#### Records provided

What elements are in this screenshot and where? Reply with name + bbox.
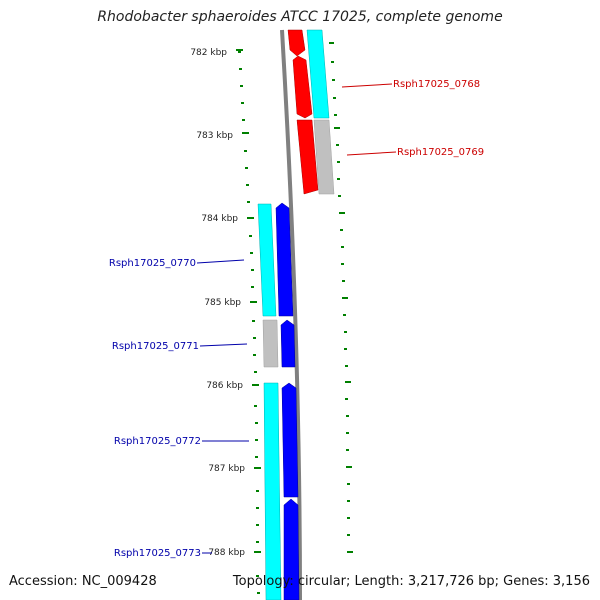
kbp-tick-labels: 782 kbp 783 kbp 784 kbp 785 kbp 786 kbp … bbox=[190, 48, 245, 558]
orf-segment bbox=[263, 382, 282, 600]
kbp-label: 784 kbp bbox=[201, 214, 238, 224]
reverse-orf-track bbox=[257, 203, 282, 600]
accession-text: Accession: NC_009428 bbox=[9, 574, 157, 589]
cds-arrow bbox=[287, 29, 306, 57]
genome-summary-text: Topology: circular; Length: 3,217,726 bp… bbox=[232, 574, 590, 589]
gene-leader-line bbox=[346, 151, 397, 156]
cds-arrow bbox=[292, 55, 313, 119]
kbp-label: 787 kbp bbox=[208, 464, 245, 474]
gene-label[interactable]: Rsph17025_0769 bbox=[397, 147, 484, 158]
cds-arrow bbox=[283, 498, 300, 600]
inner-tick-track: 782 kbp 783 kbp 784 kbp 785 kbp 786 kbp … bbox=[190, 48, 261, 594]
gene-labels: Rsph17025_0768 Rsph17025_0769 Rsph17025_… bbox=[109, 79, 484, 559]
forward-orf-track bbox=[306, 29, 335, 195]
cds-arrow bbox=[281, 382, 299, 498]
gene-leader-line bbox=[199, 343, 248, 347]
cds-arrow bbox=[280, 319, 296, 368]
gene-label[interactable]: Rsph17025_0773 bbox=[114, 548, 201, 559]
map-title: Rhodobacter sphaeroides ATCC 17025, comp… bbox=[97, 9, 503, 25]
outer-tick-track bbox=[329, 42, 353, 553]
gene-label[interactable]: Rsph17025_0772 bbox=[114, 436, 201, 447]
gene-label[interactable]: Rsph17025_0771 bbox=[112, 341, 199, 352]
gene-leader-line bbox=[196, 259, 245, 264]
genome-backbone bbox=[280, 29, 302, 600]
kbp-label: 785 kbp bbox=[204, 298, 241, 308]
kbp-label: 786 kbp bbox=[206, 381, 243, 391]
major-tick-marks bbox=[236, 49, 261, 553]
gene-label[interactable]: Rsph17025_0770 bbox=[109, 258, 196, 269]
orf-segment bbox=[257, 203, 277, 317]
gap-segment bbox=[262, 319, 279, 368]
gene-label[interactable]: Rsph17025_0768 bbox=[393, 79, 480, 90]
inner-tick-dots bbox=[238, 51, 260, 594]
cds-arrow bbox=[275, 202, 294, 317]
orf-segment bbox=[306, 29, 330, 119]
gene-leader-line bbox=[341, 83, 393, 88]
reverse-cds-track bbox=[275, 202, 300, 600]
kbp-label: 788 kbp bbox=[208, 548, 245, 558]
forward-cds-track bbox=[287, 29, 319, 195]
cds-arrow bbox=[296, 119, 319, 195]
kbp-label: 783 kbp bbox=[196, 131, 233, 141]
kbp-label: 782 kbp bbox=[190, 48, 227, 58]
gap-segment bbox=[313, 119, 335, 195]
outer-tick-dots bbox=[329, 42, 353, 553]
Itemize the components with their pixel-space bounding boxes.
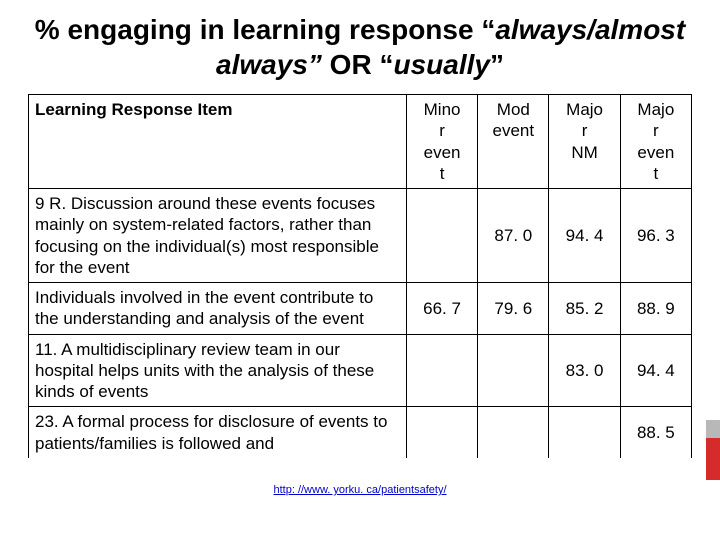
item-cell: 23. A formal process for disclosure of e…	[29, 407, 407, 458]
header-minor-event: Minorevent	[406, 95, 477, 189]
table-row: 23. A formal process for disclosure of e…	[29, 407, 692, 458]
value-cell: 87. 0	[478, 189, 549, 283]
slide-title: % engaging in learning response “always/…	[28, 12, 692, 82]
side-decoration	[706, 420, 720, 480]
title-prefix: % engaging in learning response “	[35, 14, 496, 45]
title-suffix: ”	[490, 49, 504, 80]
value-cell	[478, 407, 549, 458]
value-cell: 79. 6	[478, 283, 549, 335]
slide-container: % engaging in learning response “always/…	[0, 0, 720, 540]
value-cell	[406, 407, 477, 458]
value-cell: 94. 4	[549, 189, 620, 283]
table-row: Individuals involved in the event contri…	[29, 283, 692, 335]
value-cell: 85. 2	[549, 283, 620, 335]
value-cell: 66. 7	[406, 283, 477, 335]
header-item: Learning Response Item	[29, 95, 407, 189]
value-cell	[406, 334, 477, 407]
value-cell: 94. 4	[620, 334, 691, 407]
item-cell: 11. A multidisciplinary review team in o…	[29, 334, 407, 407]
value-cell: 96. 3	[620, 189, 691, 283]
value-cell: 88. 5	[620, 407, 691, 458]
item-cell: Individuals involved in the event contri…	[29, 283, 407, 335]
footer-link-area: http: //www. yorku. ca/patientsafety/	[0, 484, 720, 496]
value-cell	[549, 407, 620, 458]
value-cell: 88. 9	[620, 283, 691, 335]
value-cell	[478, 334, 549, 407]
value-cell: 83. 0	[549, 334, 620, 407]
value-cell	[406, 189, 477, 283]
title-italic-2: usually	[393, 49, 489, 80]
title-mid: OR “	[322, 49, 394, 80]
header-major-event: Majorevent	[620, 95, 691, 189]
table-row: 11. A multidisciplinary review team in o…	[29, 334, 692, 407]
item-cell: 9 R. Discussion around these events focu…	[29, 189, 407, 283]
table-row: 9 R. Discussion around these events focu…	[29, 189, 692, 283]
header-major-nm: MajorNM	[549, 95, 620, 189]
header-mod-event: Modevent	[478, 95, 549, 189]
side-gray-block	[706, 420, 720, 438]
table-header-row: Learning Response Item Minorevent Modeve…	[29, 95, 692, 189]
footer-url-link[interactable]: http: //www. yorku. ca/patientsafety/	[273, 484, 446, 496]
side-red-block	[706, 438, 720, 480]
learning-response-table: Learning Response Item Minorevent Modeve…	[28, 94, 692, 458]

########

• **What to produce**
For this exercise, find all lines in the records containing the word "leader" and copy them.

• **Completed exercise**
gene-leader-line bbox=[346, 151, 397, 156]
gene-leader-line bbox=[199, 343, 248, 347]
gene-leader-line bbox=[196, 259, 245, 264]
gene-leader-line bbox=[341, 83, 393, 88]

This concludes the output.